** begin **

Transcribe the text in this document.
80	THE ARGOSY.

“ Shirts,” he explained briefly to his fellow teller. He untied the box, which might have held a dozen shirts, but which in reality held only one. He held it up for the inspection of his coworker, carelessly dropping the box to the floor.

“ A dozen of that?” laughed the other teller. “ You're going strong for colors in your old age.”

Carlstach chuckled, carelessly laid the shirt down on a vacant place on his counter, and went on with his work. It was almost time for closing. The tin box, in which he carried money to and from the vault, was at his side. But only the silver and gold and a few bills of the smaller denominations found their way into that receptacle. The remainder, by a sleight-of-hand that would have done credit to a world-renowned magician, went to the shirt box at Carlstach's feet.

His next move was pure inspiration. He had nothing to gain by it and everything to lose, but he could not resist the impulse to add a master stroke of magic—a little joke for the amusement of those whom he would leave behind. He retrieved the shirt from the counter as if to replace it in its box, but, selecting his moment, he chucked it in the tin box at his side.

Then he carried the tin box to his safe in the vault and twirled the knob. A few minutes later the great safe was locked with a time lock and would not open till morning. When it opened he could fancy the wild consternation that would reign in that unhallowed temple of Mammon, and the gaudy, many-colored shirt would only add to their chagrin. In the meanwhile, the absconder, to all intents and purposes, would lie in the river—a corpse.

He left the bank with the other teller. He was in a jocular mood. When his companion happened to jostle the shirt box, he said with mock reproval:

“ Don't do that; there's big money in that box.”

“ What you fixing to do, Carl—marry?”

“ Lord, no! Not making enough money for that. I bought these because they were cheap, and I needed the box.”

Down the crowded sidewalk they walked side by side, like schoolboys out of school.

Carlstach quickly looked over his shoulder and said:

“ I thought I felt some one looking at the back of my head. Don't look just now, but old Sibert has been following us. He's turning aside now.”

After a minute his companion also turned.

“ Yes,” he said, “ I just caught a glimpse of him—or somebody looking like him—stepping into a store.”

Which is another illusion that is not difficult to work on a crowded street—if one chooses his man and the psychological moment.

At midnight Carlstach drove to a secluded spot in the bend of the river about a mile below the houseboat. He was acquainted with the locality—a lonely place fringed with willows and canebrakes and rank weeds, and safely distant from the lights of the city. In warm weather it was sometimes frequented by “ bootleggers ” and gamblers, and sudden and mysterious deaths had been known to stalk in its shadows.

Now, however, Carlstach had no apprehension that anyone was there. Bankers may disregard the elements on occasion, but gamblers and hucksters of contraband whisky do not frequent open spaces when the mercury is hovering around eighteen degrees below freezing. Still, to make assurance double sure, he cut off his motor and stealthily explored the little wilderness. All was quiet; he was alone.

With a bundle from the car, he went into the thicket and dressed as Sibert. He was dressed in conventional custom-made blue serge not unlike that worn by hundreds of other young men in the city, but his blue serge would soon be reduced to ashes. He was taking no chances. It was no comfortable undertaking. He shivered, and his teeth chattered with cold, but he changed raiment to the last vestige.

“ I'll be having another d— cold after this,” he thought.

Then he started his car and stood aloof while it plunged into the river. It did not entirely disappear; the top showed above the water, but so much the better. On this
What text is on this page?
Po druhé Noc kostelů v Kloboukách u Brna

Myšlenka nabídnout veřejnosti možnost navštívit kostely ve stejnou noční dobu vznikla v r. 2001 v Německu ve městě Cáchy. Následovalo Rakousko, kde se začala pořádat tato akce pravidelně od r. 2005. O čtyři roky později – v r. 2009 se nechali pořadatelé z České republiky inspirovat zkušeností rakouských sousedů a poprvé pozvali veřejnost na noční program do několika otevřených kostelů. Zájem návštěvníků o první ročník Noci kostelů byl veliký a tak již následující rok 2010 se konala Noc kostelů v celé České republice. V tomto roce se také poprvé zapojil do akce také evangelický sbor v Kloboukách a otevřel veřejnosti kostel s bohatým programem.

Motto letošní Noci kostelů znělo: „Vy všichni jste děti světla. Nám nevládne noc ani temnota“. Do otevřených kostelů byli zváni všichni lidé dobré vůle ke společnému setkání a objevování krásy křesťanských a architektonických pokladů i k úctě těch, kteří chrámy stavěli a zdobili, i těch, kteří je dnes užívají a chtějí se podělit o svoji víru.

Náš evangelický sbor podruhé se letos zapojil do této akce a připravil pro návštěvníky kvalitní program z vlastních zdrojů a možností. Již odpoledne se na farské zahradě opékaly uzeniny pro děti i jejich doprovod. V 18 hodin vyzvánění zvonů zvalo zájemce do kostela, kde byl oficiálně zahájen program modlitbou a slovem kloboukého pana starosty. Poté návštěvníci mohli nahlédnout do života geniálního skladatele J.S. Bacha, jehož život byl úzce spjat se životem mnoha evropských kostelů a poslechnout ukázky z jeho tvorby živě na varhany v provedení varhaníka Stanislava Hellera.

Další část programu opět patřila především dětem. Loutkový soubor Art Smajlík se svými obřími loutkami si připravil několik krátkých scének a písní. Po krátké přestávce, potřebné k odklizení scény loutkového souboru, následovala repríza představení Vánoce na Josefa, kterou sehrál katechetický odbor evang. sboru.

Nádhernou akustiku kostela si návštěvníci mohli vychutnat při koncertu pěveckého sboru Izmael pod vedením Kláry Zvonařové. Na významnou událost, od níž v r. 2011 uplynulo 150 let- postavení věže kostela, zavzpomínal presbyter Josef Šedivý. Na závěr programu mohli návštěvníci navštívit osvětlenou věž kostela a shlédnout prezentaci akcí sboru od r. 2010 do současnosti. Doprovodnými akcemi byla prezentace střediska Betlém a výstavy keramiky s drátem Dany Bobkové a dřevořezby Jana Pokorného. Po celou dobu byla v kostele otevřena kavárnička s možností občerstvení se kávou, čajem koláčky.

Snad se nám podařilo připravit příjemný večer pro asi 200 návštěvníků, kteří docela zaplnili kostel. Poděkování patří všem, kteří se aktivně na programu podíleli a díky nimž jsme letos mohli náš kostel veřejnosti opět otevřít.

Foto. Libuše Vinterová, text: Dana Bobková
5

** end **

-- GOAL --
Every line of the listing that holds "this" should be found and copied.

-- FINAL RESULT --
Transcribe the text in this document.
“ I'll be having another d— cold after this,” he thought.
Then he started his car and stood aloof while it plunged into the river. It did not entirely disappear; the top showed above the water, but so much the better. On this
What text is on this page?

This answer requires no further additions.